Raw records:

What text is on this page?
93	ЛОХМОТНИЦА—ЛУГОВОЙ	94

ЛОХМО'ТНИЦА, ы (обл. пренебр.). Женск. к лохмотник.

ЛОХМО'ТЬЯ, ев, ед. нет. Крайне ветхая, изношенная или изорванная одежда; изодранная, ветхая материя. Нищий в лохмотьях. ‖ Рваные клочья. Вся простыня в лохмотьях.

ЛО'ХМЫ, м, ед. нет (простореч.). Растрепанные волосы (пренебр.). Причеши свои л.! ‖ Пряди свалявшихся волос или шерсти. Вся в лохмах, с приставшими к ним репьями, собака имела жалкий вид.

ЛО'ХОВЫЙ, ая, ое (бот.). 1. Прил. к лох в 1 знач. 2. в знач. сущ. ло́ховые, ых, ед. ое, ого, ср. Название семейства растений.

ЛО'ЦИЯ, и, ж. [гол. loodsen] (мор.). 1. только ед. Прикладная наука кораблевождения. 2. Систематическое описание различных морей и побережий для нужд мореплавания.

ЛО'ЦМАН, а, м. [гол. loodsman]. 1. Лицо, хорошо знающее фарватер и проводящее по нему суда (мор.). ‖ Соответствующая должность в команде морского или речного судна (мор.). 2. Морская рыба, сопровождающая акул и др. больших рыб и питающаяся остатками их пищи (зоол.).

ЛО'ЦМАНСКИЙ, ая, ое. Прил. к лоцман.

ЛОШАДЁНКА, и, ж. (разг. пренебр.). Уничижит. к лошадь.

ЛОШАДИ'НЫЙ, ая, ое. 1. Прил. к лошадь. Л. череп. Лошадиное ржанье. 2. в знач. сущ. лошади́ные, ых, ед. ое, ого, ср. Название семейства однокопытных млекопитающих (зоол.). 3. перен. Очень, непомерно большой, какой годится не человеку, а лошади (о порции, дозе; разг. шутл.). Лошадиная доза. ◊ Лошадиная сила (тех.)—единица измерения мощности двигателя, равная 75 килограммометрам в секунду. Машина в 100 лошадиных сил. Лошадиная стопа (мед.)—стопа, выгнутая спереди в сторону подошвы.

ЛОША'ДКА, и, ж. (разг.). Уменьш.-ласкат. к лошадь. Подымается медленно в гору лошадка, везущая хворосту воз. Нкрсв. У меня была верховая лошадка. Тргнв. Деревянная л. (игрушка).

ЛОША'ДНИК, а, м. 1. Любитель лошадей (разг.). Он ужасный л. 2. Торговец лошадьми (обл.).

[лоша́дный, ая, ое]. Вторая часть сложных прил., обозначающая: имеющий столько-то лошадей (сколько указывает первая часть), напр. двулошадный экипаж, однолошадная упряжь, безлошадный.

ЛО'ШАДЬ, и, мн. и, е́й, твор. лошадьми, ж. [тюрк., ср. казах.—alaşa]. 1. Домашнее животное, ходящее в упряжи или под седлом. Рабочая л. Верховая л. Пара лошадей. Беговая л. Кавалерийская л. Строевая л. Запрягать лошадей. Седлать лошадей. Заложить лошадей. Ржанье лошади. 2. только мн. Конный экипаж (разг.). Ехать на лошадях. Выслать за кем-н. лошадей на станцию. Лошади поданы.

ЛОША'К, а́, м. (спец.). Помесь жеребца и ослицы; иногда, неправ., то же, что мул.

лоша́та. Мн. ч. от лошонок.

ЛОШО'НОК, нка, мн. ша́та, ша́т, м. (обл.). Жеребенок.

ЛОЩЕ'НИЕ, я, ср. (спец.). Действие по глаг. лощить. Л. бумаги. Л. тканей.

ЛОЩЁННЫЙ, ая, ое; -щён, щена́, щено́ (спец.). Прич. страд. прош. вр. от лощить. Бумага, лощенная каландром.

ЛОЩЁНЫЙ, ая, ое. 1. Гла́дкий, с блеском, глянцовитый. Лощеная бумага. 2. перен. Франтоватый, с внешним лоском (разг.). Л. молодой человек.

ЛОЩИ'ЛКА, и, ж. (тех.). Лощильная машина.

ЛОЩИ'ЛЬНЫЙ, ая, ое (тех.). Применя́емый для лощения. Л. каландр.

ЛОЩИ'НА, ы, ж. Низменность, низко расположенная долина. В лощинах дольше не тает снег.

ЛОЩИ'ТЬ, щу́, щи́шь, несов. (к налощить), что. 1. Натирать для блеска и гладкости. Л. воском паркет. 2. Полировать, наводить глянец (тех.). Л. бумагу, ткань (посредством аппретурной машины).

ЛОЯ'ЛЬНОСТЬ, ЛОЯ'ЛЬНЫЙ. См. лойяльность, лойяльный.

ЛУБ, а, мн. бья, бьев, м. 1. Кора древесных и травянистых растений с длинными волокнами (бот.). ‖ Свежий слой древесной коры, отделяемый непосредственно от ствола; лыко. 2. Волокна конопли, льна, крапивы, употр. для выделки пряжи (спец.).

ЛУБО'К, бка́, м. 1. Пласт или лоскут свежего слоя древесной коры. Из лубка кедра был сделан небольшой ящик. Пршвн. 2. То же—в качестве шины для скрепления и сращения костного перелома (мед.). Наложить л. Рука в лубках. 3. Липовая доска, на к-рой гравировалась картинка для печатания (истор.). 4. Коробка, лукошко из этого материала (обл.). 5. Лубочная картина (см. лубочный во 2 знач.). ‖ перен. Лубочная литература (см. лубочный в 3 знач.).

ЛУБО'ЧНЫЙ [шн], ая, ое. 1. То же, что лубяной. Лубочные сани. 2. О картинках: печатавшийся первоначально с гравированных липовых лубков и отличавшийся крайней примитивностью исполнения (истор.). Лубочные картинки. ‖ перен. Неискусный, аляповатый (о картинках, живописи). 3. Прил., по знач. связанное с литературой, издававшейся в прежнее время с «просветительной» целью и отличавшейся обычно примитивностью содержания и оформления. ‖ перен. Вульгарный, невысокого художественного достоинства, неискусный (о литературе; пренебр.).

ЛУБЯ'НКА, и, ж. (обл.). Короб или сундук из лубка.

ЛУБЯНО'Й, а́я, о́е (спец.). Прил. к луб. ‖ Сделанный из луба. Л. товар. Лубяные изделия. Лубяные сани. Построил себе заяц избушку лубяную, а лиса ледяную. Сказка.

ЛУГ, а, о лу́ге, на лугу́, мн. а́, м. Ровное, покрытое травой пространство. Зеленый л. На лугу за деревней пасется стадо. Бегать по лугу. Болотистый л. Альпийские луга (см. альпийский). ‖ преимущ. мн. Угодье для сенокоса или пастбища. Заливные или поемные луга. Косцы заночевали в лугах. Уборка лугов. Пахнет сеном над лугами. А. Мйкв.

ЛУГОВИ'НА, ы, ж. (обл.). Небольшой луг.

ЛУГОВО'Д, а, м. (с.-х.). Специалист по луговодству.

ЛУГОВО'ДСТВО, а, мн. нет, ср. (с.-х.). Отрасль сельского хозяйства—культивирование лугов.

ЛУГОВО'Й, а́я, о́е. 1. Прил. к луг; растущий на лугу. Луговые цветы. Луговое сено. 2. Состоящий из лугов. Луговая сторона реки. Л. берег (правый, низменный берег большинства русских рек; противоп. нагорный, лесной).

Task details: Determine the number of lines in the entries above where the string "растений" appears. Answer with the number alone.

Output for this exercise: 2